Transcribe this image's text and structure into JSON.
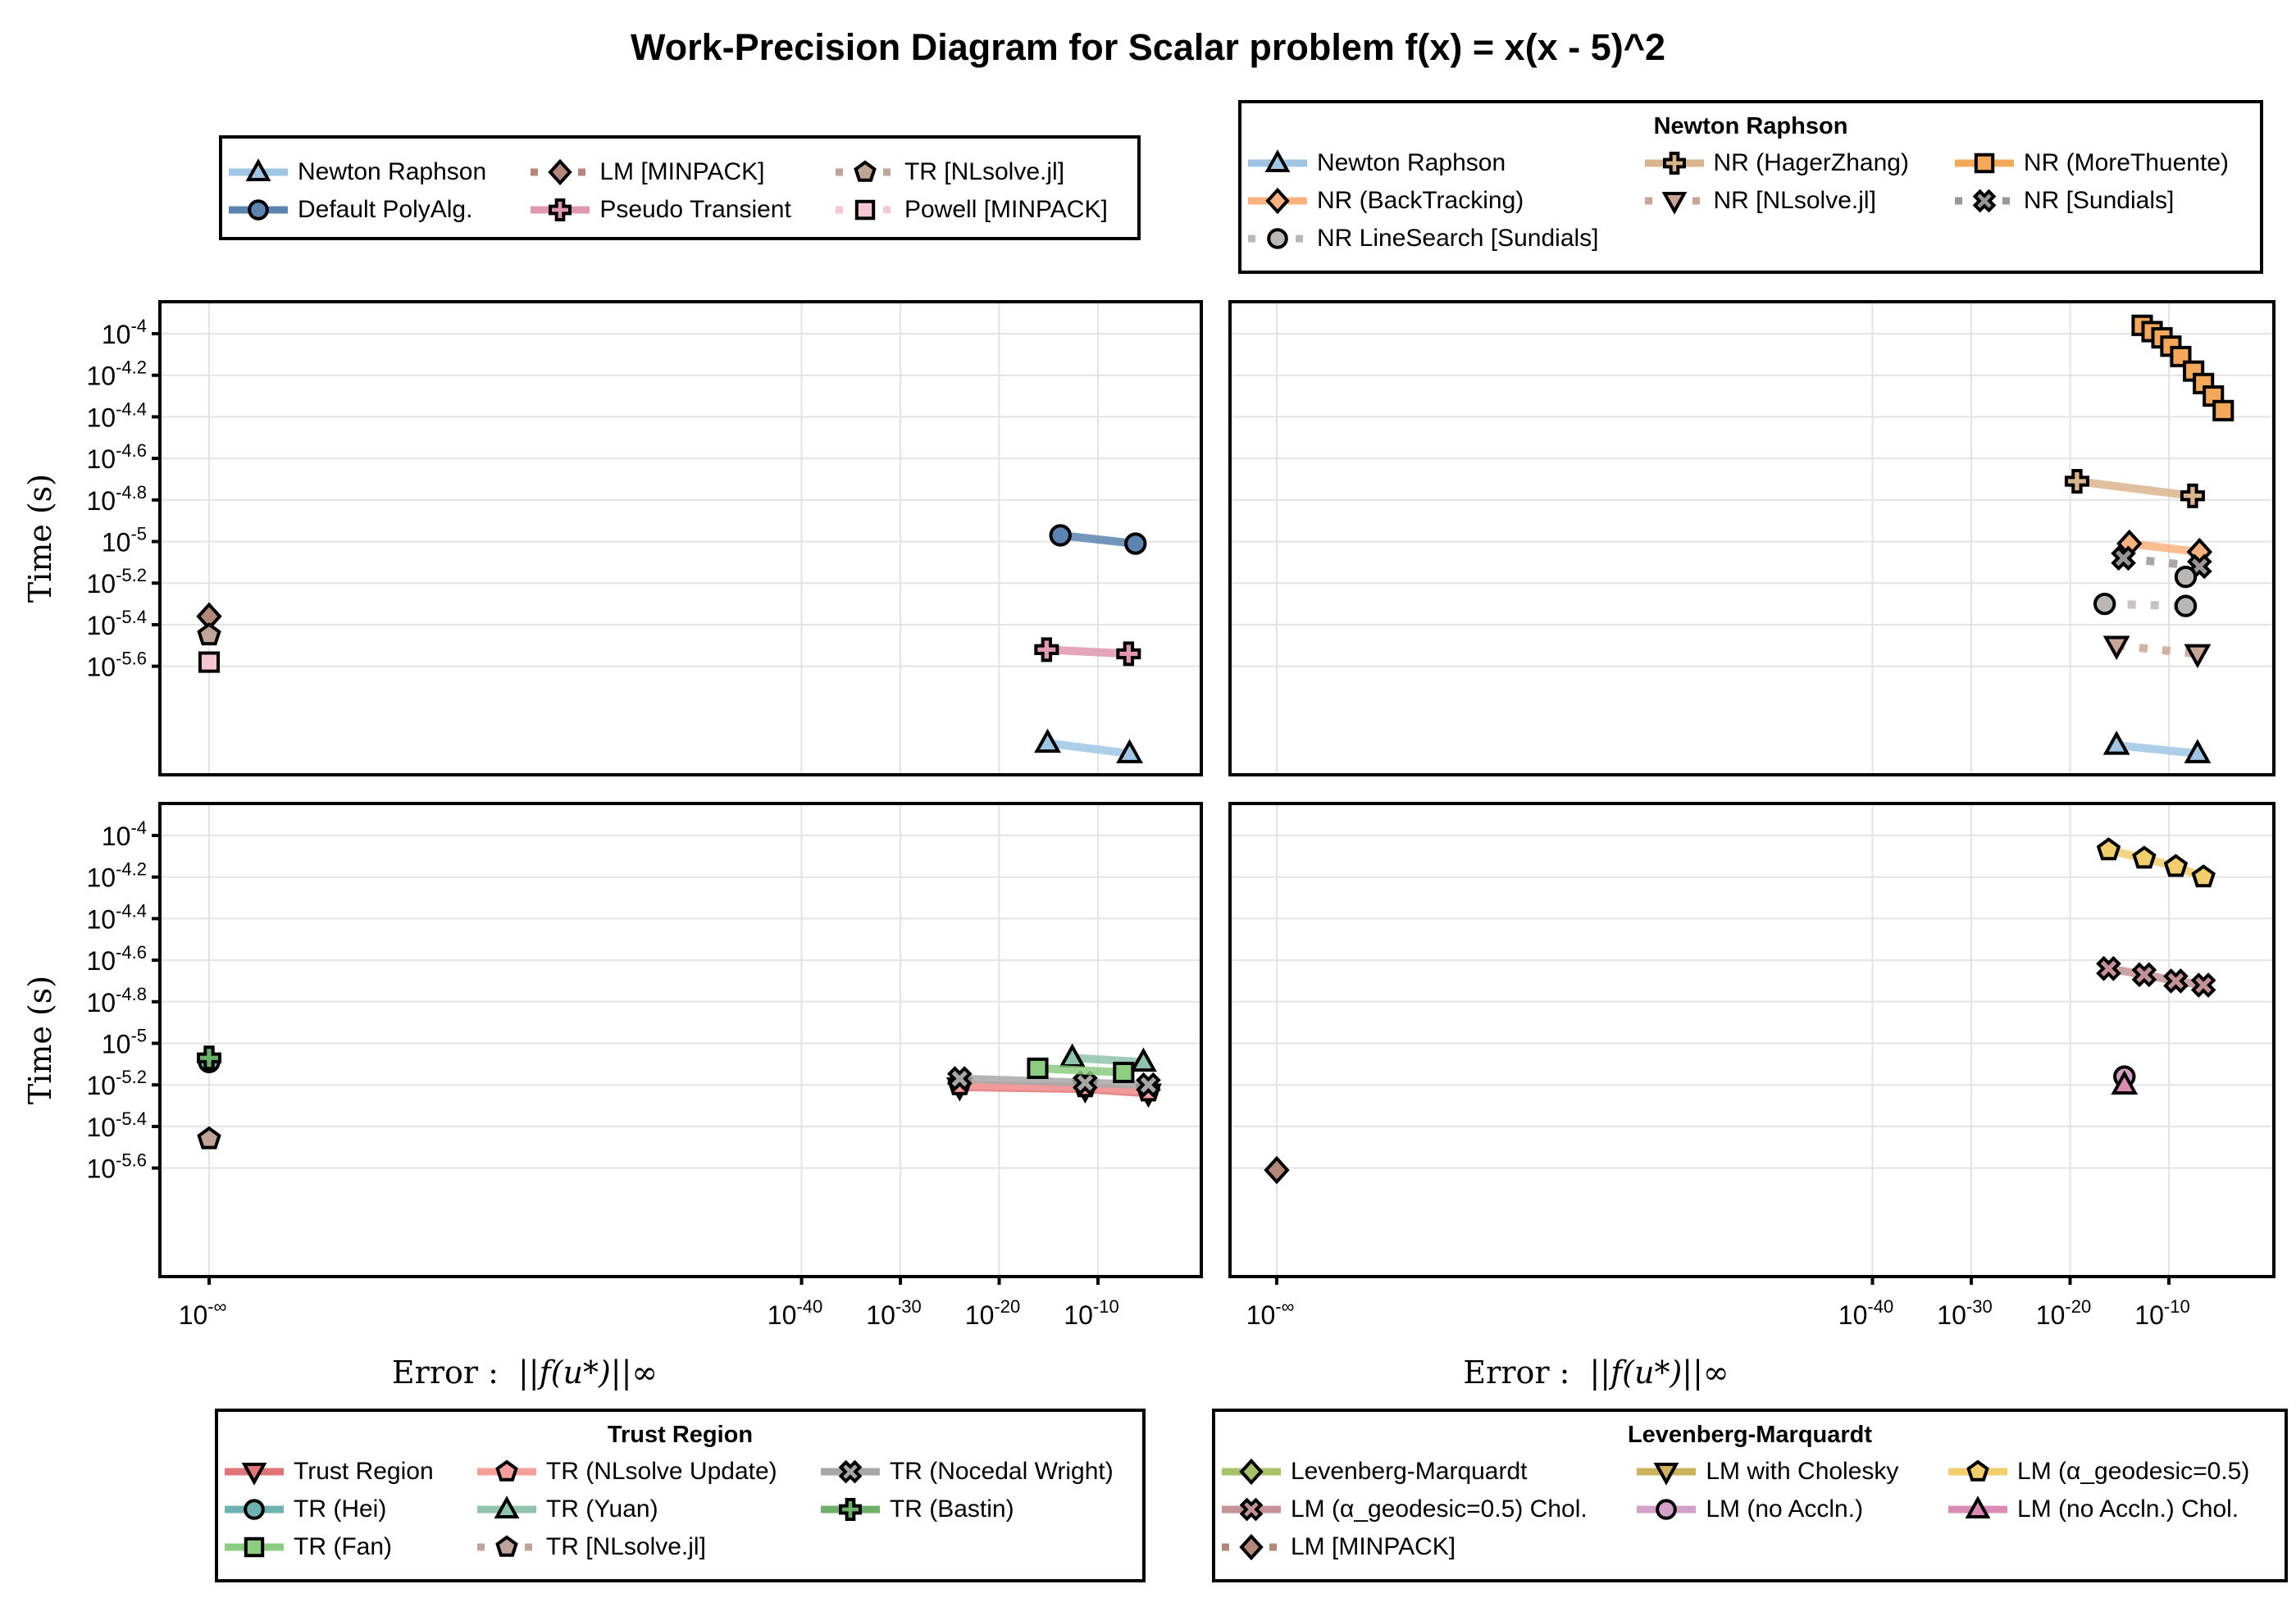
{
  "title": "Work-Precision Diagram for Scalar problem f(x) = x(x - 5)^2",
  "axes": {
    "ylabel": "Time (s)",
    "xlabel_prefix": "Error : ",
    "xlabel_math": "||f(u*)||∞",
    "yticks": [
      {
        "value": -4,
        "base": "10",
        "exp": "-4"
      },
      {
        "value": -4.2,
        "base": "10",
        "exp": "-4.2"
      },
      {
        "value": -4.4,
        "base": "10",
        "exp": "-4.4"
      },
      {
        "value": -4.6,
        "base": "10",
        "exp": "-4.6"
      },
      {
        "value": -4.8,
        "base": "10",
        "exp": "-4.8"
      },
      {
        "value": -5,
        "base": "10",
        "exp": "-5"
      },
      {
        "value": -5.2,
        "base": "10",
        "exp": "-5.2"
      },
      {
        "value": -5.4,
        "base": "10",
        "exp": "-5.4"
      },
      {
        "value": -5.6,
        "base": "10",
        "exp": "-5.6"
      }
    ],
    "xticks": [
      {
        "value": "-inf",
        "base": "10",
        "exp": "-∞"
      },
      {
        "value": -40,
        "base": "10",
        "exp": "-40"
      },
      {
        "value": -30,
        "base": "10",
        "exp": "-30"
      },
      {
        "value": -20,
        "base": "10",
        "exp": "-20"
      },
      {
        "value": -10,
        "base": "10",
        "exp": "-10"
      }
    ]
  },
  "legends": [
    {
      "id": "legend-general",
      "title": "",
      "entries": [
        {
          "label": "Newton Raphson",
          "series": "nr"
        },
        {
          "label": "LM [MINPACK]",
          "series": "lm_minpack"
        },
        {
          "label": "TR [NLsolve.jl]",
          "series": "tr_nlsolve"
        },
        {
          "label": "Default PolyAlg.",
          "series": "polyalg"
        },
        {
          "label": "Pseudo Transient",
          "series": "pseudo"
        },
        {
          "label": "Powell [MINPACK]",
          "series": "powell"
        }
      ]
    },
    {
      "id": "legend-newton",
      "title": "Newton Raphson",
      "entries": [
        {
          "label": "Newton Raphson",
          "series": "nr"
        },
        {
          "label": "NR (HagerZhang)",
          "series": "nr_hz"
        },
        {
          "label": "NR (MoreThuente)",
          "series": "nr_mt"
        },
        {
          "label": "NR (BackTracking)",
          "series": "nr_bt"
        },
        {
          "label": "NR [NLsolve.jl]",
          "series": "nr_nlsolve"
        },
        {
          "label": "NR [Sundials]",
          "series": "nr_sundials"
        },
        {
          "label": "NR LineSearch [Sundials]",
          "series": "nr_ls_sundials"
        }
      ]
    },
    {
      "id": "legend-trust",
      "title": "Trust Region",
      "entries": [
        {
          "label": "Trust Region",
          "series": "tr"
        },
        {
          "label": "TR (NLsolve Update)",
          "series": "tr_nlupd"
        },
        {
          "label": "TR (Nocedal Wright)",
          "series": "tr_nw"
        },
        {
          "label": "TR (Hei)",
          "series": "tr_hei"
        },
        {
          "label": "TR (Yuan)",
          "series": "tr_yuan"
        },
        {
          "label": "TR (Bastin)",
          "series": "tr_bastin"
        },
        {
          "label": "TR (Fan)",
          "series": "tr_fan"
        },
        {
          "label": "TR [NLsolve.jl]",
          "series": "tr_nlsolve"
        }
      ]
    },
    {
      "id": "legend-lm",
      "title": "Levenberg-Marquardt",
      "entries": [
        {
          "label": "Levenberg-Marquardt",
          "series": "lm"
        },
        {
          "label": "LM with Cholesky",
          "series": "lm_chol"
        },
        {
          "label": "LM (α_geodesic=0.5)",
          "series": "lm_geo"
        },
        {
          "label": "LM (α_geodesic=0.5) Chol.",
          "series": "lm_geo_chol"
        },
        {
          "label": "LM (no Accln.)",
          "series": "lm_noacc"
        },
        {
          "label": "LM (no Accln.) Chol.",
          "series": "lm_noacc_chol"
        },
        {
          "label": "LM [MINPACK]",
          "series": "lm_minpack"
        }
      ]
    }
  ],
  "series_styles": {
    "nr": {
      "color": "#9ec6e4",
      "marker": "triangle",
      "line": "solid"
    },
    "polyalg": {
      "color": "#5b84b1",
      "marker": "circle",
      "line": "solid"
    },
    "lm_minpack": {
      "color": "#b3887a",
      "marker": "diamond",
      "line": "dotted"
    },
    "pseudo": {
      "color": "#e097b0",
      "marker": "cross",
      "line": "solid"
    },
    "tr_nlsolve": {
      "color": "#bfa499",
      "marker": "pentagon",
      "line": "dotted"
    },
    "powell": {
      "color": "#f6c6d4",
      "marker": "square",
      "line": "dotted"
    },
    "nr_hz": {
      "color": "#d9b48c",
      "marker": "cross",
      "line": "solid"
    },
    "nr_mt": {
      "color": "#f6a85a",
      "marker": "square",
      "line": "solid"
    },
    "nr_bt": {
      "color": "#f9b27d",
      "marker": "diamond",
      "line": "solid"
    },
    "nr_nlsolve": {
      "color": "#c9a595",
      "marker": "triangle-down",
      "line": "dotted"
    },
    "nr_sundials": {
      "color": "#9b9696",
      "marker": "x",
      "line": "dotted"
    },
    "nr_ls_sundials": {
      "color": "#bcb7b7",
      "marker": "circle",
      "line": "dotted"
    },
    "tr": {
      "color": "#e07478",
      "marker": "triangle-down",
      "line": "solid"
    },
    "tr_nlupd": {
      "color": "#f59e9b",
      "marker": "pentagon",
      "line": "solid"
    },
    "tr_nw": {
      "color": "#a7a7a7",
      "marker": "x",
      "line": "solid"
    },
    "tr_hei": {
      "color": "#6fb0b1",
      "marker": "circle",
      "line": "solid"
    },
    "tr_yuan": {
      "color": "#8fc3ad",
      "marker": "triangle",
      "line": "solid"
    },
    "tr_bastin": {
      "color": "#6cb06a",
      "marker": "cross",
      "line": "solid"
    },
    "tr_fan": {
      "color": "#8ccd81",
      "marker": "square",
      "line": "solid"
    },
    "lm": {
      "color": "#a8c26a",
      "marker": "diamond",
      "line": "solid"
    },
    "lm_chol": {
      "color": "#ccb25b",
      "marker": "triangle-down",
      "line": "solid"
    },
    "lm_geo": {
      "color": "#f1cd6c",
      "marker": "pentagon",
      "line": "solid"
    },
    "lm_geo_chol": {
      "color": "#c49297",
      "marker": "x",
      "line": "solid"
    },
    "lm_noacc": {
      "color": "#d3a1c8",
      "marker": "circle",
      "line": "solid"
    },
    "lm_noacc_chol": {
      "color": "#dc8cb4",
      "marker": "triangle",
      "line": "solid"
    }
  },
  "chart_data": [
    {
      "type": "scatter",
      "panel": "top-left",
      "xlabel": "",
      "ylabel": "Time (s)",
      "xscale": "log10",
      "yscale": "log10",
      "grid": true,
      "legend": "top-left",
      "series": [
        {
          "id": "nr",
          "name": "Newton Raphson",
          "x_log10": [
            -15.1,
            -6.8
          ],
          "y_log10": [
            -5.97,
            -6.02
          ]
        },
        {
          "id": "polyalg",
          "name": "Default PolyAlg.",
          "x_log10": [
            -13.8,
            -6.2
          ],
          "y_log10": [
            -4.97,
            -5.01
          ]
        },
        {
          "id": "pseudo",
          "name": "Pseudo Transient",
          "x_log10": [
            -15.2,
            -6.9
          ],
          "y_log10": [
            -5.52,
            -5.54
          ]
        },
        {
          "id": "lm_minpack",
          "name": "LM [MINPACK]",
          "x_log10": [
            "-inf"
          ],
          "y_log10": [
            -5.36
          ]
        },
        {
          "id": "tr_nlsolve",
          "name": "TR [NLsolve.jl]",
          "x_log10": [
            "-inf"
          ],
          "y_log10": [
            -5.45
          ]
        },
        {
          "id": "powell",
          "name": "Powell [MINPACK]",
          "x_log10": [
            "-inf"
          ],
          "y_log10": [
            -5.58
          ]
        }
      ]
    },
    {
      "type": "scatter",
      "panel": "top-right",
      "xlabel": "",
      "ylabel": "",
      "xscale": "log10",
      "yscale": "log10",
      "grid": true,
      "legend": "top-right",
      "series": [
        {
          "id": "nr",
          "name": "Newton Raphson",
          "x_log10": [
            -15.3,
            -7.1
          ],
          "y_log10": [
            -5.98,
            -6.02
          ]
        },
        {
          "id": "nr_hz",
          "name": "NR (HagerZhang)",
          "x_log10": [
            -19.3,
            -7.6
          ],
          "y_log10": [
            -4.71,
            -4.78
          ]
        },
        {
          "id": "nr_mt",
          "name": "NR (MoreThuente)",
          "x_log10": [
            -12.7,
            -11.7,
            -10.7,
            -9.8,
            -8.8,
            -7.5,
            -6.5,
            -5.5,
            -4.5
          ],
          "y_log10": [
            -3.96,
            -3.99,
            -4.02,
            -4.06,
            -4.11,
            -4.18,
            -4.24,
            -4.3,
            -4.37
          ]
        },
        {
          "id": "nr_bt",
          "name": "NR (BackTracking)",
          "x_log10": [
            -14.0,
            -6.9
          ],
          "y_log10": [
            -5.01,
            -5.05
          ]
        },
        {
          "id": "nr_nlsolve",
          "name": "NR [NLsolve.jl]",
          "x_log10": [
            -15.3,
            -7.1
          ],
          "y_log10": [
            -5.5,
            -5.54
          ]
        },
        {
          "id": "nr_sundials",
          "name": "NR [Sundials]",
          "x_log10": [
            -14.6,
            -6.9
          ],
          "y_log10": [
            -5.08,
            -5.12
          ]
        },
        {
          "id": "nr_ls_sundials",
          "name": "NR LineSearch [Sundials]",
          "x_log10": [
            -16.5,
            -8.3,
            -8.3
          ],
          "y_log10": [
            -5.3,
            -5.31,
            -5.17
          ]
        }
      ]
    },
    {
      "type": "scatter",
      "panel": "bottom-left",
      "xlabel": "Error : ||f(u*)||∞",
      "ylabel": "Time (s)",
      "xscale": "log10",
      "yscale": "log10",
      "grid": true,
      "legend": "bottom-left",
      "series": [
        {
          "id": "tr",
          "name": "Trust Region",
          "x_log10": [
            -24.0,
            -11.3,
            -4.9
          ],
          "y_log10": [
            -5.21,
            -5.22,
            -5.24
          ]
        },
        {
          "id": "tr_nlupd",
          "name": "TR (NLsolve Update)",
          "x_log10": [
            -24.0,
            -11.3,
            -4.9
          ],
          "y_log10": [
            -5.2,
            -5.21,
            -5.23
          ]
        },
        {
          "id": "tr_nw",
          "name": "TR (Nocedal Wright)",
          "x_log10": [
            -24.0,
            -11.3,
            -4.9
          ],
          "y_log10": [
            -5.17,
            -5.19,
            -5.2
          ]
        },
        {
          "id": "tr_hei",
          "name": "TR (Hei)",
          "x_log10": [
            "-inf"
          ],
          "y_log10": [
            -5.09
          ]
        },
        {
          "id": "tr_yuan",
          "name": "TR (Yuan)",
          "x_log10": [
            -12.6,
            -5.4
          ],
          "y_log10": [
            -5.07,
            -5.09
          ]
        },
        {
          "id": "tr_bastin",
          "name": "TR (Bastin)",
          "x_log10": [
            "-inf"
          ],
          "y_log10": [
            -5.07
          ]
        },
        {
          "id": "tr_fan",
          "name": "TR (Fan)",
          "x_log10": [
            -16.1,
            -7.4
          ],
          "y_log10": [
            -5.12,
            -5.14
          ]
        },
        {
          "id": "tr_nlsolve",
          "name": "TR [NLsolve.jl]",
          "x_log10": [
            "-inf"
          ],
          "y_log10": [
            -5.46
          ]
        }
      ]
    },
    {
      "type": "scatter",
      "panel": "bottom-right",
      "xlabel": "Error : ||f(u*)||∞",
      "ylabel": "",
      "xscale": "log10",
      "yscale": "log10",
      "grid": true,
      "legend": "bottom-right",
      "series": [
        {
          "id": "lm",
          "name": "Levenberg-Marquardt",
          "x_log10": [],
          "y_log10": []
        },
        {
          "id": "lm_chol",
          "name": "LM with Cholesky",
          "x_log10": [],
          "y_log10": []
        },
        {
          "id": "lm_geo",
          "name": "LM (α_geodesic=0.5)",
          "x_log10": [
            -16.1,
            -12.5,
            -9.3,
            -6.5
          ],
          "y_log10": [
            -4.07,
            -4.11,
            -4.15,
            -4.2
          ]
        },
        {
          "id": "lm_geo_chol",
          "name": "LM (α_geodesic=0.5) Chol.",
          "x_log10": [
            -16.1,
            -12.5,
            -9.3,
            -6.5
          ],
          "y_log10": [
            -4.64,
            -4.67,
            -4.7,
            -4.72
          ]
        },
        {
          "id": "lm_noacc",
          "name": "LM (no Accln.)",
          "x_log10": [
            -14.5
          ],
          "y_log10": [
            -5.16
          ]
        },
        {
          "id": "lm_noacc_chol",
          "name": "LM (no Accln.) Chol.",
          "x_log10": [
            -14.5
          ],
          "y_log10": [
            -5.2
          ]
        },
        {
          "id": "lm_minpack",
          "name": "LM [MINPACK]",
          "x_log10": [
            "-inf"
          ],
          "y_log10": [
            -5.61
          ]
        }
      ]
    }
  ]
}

- _To be done_
Every line of the listing that holds "Cholesky" is to be counted; give only the resulting number.

- _The response_
2